Given request 1:
In the Devon Sawa article, which character did Sawa play in Now and Then (1995)?

Provided text:

- Sawa at GalaxyCon San Jose in 2026
- Born: Devon Edward Sawa September 7, 1978 (age 48) Vancouver, British Columbia, Canada
- Occupation: Actor
- Years active: 1989–present
- Spouse: Dawni Sahanovitch ​(m. 2013)​
- Children: 2

= Devon Sawa =

Canadian actor (born 1978)

Devon Edward Sawa (born September 7, 1978) is a Canadian actor. Born and raised in Vancouver, Sawa began his career promoting children's action toys. He made his film debut with a supporting role in Little Giants (1994) and received wide recognition for playing the title role as a human boy in Casper (1995). Sawa also had starring roles in the films Wild America (1997), SLC Punk! (1998), Idle Hands (1999), and Final Destination (2000).

Following his lead roles in the poorly received films Slackers and Extreme Ops (both 2002), Sawa acted in various direct-to-video independent film productions. He also played the title character in the Eminem music video "Stan" and was cast as Owen Elliot / Sam Matthews on the CW action drama series Nikita (2010–2013). Sawa experienced a career resurgence in the 2020s. He played multiple roles on the Syfy and USA Network horror series Chucky (2021–2024) and had a starring role in the horror film Heart Eyes (2025).

==Early life==
Devon Sawa was born on September 7, 1978, in Vancouver, the son of Joyce and Edward Sawa, a mechanic. He has two older siblings. His father was of Polish descent, and his mother is "a little bit of everything".

==Career==
Sawa began his career in 1992 at age 14 as a children's action toy spokesman. He made his film debut in Little Giants in 1994 and received wide recognition for playing the title role as a human boy in Casper the following year. In Now and Then (1995), Sawa played the town bully, Scott Wormer. He subsequently appeared in the films Wild America (1997), SLC Punk! (1998), Idle Hands (1999), and Final Destination (2000). In 2000, Sawa played the title character in the Eminem music video "Stan". He later did voice acting, voicing Flash Thompson in Spider-Man: The New Animated Series. Sawa continued to work steadily in the 2000s by appearing in several independent films, including Extreme Dating, Shooting Gallery, Devil's Den, Creature Of Darkness, Endure, 388 Arletta Avenue, The Philly Kid, and A Resurrection.

Records supplied:
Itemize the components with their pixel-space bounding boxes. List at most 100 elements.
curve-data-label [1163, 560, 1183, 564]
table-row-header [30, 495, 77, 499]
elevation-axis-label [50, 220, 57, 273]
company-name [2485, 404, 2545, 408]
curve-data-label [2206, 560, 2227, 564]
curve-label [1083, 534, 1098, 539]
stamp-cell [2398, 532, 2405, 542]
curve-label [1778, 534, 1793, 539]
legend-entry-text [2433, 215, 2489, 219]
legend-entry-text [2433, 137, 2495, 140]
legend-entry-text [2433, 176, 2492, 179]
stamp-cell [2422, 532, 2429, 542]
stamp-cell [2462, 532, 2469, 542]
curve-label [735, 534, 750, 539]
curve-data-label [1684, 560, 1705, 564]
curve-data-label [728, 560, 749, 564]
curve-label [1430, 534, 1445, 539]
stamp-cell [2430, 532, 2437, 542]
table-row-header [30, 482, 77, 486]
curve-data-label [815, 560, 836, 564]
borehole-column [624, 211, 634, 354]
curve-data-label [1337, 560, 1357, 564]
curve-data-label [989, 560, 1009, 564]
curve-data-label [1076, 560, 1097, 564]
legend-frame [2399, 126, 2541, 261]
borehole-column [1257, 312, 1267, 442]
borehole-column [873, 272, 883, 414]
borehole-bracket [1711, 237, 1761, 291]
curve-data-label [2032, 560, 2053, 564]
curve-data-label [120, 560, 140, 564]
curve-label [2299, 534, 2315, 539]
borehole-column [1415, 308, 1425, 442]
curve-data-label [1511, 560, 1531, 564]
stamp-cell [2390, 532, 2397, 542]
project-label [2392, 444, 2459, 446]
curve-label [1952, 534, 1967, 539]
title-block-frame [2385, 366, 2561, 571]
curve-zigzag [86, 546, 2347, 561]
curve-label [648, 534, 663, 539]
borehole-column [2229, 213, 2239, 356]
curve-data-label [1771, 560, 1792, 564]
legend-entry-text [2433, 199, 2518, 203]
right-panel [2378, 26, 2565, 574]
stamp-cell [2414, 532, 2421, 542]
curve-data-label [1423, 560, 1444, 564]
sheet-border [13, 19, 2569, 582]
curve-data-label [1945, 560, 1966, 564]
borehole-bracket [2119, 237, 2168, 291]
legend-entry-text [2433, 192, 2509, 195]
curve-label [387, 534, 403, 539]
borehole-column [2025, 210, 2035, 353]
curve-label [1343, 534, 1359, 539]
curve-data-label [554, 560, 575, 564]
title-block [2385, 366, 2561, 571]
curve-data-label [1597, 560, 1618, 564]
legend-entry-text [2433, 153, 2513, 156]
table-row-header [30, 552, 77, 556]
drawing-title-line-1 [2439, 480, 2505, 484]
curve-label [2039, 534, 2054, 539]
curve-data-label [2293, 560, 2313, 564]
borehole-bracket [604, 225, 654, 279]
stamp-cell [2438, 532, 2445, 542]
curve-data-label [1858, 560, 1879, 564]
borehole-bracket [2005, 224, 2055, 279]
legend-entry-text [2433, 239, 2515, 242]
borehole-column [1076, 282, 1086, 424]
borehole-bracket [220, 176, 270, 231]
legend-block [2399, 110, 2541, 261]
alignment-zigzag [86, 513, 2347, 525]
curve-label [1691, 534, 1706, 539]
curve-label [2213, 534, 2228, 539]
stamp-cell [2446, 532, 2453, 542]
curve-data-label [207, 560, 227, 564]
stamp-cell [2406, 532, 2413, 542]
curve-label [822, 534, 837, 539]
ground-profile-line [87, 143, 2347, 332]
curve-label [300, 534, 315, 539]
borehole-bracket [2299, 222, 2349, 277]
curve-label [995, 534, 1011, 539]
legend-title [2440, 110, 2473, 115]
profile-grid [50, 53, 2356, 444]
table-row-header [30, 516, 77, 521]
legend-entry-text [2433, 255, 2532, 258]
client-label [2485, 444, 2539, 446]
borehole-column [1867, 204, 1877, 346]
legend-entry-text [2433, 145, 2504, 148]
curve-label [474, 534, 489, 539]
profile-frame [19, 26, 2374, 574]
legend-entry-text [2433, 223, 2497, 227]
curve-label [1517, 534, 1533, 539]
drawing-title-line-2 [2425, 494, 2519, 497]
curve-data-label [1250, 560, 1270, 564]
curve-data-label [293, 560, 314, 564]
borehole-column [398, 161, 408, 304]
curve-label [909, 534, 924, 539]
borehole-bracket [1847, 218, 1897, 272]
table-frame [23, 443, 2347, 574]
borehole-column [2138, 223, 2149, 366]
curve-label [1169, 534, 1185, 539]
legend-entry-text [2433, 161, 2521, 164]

Given request 2:
Turn the records, from their first line through the line holding "curve-data-label [815, 560, 836, 564]", both included, into a JSON list of strings with one string per line and blank lines left out.

Task response 1:
The town bully, Scott Wormer.

Task response 2:
[
  "Itemize the components with their pixel-space bounding boxes. List at most 100 elements.",
  "curve-data-label [1163, 560, 1183, 564]",
  "table-row-header [30, 495, 77, 499]",
  "elevation-axis-label [50, 220, 57, 273]",
  "company-name [2485, 404, 2545, 408]",
  "curve-data-label [2206, 560, 2227, 564]",
  "curve-label [1083, 534, 1098, 539]",
  "stamp-cell [2398, 532, 2405, 542]",
  "curve-label [1778, 534, 1793, 539]",
  "legend-entry-text [2433, 215, 2489, 219]",
  "legend-entry-text [2433, 137, 2495, 140]",
  "legend-entry-text [2433, 176, 2492, 179]",
  "stamp-cell [2422, 532, 2429, 542]",
  "stamp-cell [2462, 532, 2469, 542]",
  "curve-label [735, 534, 750, 539]",
  "curve-data-label [1684, 560, 1705, 564]",
  "curve-data-label [728, 560, 749, 564]",
  "curve-label [1430, 534, 1445, 539]",
  "stamp-cell [2430, 532, 2437, 542]",
  "table-row-header [30, 482, 77, 486]",
  "curve-data-label [815, 560, 836, 564]"
]